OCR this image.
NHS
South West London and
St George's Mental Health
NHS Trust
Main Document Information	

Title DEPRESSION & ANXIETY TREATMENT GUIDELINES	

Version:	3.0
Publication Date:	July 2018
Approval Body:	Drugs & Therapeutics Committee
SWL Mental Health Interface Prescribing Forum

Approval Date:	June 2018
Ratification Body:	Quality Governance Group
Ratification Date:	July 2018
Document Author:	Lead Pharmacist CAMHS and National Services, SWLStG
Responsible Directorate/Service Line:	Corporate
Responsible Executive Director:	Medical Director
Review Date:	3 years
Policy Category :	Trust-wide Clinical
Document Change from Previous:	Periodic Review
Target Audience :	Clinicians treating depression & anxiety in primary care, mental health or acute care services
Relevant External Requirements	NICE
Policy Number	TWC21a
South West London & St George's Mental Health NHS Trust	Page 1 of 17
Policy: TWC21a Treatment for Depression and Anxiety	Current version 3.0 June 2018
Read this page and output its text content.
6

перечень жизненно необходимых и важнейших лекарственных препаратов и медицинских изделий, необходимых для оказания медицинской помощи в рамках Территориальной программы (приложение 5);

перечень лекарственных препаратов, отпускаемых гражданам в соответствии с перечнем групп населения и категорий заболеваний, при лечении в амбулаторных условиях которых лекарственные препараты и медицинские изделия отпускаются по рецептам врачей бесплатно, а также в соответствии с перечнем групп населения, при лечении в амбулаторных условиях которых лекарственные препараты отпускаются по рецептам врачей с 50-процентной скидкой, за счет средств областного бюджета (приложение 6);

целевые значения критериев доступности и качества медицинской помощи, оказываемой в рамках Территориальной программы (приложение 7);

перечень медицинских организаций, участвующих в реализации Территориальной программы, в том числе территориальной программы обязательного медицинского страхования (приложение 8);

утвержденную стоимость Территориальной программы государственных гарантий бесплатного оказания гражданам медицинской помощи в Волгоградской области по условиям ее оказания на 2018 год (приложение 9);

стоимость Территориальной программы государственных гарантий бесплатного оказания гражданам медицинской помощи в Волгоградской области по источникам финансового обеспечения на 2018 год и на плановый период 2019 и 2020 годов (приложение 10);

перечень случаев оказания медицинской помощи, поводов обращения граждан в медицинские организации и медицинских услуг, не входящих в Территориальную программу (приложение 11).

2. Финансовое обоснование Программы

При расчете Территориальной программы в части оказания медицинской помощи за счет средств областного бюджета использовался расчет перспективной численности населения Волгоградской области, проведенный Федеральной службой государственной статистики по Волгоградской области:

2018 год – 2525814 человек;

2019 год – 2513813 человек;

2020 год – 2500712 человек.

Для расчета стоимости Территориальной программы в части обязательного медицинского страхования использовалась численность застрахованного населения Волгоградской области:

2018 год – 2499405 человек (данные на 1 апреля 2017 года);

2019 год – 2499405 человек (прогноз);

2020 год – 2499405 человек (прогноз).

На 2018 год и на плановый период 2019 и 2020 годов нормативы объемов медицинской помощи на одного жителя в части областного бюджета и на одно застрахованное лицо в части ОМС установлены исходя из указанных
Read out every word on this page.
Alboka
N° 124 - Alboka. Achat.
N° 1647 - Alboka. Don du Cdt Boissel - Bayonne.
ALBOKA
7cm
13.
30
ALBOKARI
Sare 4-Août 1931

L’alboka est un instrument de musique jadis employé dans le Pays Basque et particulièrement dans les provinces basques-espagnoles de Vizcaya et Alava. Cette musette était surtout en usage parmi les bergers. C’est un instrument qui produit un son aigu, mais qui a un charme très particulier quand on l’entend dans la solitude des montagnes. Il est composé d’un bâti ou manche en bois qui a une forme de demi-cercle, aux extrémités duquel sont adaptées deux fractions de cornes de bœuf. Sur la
- - - - -
§ TASK DESCRIPTION
Say how many lines above hold the word "препаратов", giving only the count.

§ TASK RESPONSE
2